■ **The request**: Below are some records. How many of their lines contain the string "away"? Give the number only.

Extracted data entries
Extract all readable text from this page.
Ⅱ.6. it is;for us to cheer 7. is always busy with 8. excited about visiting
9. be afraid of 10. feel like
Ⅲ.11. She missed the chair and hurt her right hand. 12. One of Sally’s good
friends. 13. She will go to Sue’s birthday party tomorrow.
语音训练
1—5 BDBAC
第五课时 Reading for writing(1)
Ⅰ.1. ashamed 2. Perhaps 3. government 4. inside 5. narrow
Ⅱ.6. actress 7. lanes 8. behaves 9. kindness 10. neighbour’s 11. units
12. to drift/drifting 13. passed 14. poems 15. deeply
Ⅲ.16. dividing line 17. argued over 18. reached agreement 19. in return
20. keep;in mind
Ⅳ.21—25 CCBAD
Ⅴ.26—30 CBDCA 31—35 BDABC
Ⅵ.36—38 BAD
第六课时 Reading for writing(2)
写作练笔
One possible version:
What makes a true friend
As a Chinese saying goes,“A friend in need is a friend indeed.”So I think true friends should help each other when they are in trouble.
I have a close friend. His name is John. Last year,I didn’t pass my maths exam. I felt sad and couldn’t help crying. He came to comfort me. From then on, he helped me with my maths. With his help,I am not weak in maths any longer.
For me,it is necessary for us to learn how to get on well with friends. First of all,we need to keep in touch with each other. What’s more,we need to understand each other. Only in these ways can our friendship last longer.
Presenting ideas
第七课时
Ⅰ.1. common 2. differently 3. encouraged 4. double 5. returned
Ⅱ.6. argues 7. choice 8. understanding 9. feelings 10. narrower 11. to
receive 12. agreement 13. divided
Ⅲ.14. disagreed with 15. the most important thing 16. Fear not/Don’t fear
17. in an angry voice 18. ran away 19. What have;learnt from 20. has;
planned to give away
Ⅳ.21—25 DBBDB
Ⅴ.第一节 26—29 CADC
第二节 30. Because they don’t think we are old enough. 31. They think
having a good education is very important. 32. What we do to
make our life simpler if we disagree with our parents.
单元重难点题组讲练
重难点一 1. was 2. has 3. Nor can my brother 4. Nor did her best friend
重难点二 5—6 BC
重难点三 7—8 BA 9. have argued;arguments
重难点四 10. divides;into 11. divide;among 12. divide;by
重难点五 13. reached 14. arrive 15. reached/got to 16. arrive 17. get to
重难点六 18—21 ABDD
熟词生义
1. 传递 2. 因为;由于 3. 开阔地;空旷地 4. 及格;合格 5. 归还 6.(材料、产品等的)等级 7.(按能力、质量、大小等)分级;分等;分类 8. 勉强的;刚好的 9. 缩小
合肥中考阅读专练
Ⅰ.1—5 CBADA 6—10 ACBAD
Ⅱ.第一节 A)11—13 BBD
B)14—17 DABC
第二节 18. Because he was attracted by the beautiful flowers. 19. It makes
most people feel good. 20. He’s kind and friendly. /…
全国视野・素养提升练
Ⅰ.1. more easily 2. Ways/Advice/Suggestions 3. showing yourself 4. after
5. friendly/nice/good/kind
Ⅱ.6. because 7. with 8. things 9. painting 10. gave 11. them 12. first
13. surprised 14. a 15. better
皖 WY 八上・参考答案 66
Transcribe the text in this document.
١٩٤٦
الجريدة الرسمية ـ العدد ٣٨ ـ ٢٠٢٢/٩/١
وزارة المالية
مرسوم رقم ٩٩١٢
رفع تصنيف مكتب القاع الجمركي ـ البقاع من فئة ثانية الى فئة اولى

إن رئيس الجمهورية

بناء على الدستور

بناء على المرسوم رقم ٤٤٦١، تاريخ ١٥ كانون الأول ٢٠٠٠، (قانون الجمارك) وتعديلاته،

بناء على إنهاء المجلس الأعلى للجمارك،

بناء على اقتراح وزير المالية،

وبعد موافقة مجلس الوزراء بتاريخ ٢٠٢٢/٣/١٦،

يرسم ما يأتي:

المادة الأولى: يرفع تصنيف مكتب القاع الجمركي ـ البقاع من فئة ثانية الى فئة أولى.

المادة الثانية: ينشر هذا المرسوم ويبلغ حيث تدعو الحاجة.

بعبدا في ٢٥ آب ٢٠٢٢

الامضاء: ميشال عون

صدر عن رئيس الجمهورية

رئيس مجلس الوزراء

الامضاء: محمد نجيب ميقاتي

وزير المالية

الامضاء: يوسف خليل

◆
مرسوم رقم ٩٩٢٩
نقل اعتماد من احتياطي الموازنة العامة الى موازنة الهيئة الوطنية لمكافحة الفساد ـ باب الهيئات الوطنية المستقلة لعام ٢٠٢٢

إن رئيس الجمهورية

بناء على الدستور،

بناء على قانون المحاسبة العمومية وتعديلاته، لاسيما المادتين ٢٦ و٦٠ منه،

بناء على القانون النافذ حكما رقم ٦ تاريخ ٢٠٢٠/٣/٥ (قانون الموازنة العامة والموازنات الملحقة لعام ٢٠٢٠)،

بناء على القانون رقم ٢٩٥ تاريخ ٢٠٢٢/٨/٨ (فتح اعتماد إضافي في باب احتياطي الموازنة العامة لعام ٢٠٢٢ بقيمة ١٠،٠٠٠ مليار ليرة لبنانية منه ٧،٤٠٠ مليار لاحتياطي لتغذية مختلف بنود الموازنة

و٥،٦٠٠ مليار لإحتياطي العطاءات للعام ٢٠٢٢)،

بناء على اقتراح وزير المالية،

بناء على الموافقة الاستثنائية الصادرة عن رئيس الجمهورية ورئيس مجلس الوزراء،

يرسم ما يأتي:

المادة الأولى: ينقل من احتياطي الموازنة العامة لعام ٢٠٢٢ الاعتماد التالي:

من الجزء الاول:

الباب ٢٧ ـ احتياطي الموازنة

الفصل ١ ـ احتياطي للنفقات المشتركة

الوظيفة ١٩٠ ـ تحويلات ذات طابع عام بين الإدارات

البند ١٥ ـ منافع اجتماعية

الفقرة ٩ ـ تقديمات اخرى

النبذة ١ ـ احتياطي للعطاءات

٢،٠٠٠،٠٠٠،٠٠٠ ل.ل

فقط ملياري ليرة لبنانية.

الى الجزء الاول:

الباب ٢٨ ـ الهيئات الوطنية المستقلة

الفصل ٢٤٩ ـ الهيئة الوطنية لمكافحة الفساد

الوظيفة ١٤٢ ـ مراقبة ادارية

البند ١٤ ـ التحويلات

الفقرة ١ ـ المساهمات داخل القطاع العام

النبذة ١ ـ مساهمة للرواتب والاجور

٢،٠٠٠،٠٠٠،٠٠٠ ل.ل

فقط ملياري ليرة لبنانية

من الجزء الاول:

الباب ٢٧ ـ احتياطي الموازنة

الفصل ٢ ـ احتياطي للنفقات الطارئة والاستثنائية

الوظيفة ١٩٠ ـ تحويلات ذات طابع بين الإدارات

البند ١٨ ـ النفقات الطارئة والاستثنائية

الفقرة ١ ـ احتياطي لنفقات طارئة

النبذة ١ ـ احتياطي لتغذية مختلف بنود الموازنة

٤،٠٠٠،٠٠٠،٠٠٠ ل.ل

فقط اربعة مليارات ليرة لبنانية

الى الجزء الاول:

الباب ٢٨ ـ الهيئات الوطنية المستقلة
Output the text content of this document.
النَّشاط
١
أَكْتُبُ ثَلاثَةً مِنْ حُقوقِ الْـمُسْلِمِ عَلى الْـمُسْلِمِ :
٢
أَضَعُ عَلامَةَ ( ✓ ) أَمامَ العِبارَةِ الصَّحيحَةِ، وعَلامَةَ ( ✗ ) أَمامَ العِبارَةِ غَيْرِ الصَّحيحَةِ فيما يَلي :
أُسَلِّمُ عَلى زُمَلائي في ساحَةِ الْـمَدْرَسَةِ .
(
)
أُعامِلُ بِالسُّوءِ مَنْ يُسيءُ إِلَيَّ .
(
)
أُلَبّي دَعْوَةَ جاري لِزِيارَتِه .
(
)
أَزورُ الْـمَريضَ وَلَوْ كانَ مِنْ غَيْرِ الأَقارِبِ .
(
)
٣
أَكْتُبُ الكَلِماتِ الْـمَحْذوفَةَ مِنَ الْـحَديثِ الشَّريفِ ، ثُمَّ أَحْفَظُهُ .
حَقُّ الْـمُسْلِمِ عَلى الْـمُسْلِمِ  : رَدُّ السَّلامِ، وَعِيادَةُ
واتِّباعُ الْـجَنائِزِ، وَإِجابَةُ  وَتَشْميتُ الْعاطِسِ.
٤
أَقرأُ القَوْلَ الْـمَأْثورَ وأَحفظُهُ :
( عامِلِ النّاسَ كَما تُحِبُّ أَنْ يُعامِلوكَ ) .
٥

■ **Written reply**: 2